» **Problem to solve**: Please copy out everything from the start of the material down to the line containing "x-tick-label: 02/05: [389, 1075, 426, 1091]", including both of those lines.

-- Start --

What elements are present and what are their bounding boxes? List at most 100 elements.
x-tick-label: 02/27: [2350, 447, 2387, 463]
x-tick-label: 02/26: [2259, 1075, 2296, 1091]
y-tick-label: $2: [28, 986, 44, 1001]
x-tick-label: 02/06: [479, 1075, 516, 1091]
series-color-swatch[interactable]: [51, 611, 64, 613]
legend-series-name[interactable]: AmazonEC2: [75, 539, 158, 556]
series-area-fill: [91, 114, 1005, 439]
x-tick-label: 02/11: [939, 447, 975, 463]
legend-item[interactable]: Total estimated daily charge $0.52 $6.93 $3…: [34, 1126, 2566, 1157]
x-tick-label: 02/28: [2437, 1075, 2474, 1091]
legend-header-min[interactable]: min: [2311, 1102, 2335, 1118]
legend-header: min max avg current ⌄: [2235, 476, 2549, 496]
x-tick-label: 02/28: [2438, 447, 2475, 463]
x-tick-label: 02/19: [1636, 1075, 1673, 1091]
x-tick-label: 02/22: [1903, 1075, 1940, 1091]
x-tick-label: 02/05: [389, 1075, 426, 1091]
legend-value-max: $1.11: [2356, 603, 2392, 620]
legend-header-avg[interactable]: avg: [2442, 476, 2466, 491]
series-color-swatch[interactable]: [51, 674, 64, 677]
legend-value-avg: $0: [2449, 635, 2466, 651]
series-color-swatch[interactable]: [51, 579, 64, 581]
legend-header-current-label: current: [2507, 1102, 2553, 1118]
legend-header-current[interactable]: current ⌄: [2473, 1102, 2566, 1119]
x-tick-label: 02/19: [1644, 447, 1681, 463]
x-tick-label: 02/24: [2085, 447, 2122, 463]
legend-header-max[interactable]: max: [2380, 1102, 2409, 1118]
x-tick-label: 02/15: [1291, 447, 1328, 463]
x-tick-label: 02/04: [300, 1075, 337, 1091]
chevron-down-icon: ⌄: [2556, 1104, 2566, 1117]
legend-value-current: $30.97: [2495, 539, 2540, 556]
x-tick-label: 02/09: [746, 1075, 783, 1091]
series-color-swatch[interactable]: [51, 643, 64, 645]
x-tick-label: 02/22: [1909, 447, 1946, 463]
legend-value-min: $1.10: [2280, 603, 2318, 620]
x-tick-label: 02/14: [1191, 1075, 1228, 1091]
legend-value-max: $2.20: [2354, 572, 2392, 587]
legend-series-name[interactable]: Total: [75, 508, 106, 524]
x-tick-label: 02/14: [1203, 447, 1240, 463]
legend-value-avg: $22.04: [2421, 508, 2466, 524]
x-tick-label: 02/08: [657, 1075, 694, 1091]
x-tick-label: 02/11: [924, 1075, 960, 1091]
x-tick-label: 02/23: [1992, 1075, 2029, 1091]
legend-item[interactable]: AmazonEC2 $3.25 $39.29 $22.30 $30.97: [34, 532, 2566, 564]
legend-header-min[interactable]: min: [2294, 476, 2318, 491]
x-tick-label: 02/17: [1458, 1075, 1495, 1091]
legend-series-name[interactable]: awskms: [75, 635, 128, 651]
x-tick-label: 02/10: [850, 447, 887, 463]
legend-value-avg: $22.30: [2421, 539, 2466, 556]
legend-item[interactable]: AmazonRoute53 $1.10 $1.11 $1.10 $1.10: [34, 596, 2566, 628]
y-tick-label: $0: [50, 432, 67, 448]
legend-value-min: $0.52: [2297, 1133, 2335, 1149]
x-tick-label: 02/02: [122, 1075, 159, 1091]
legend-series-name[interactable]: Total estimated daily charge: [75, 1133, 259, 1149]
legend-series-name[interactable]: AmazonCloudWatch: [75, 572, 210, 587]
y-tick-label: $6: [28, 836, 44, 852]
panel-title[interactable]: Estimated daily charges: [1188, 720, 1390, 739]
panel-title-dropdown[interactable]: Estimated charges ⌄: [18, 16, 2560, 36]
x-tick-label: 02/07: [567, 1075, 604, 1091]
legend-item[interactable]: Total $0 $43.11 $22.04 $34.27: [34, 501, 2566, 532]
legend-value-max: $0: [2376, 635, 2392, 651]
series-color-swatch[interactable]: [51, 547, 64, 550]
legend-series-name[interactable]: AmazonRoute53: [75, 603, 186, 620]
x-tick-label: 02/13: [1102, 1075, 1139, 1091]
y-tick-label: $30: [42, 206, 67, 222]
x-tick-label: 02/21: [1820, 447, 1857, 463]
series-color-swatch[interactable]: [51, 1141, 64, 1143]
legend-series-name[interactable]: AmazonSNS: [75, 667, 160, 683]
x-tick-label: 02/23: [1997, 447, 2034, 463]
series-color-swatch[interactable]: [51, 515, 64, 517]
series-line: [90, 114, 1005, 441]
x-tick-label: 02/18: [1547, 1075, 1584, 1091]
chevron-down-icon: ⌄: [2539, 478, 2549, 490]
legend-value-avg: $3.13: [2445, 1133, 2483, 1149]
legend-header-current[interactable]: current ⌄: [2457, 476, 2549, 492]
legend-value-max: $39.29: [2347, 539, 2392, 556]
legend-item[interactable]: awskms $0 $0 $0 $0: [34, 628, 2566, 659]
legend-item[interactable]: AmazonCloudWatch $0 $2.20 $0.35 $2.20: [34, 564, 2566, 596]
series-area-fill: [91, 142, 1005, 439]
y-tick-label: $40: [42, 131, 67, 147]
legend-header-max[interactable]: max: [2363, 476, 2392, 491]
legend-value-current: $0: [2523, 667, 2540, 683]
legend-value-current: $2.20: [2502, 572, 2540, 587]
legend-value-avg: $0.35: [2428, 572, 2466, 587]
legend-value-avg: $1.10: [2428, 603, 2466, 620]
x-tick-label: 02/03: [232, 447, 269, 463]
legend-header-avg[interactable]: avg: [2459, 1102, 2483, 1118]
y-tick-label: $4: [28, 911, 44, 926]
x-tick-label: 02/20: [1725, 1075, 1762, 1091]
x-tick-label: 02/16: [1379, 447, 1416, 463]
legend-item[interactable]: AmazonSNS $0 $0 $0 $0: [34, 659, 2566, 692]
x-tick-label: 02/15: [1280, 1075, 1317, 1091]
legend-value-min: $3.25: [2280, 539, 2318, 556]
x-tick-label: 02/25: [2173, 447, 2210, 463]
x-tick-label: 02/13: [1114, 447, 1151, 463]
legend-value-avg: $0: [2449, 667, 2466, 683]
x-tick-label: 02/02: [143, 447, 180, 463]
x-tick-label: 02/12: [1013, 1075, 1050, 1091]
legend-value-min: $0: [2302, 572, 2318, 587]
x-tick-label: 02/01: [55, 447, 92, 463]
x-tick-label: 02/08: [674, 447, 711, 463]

-- End --

» **Exercise result**:
What elements are present and what are their bounding boxes? List at most 100 elements.
x-tick-label: 02/27: [2350, 447, 2387, 463]
x-tick-label: 02/26: [2259, 1075, 2296, 1091]
y-tick-label: $2: [28, 986, 44, 1001]
x-tick-label: 02/06: [479, 1075, 516, 1091]
series-color-swatch[interactable]: [51, 611, 64, 613]
legend-series-name[interactable]: AmazonEC2: [75, 539, 158, 556]
series-area-fill: [91, 114, 1005, 439]
x-tick-label: 02/11: [939, 447, 975, 463]
legend-item[interactable]: Total estimated daily charge $0.52 $6.93 $3…: [34, 1126, 2566, 1157]
x-tick-label: 02/28: [2437, 1075, 2474, 1091]
legend-header-min[interactable]: min: [2311, 1102, 2335, 1118]
legend-header: min max avg current ⌄: [2235, 476, 2549, 496]
x-tick-label: 02/28: [2438, 447, 2475, 463]
x-tick-label: 02/19: [1636, 1075, 1673, 1091]
x-tick-label: 02/22: [1903, 1075, 1940, 1091]
x-tick-label: 02/05: [389, 1075, 426, 1091]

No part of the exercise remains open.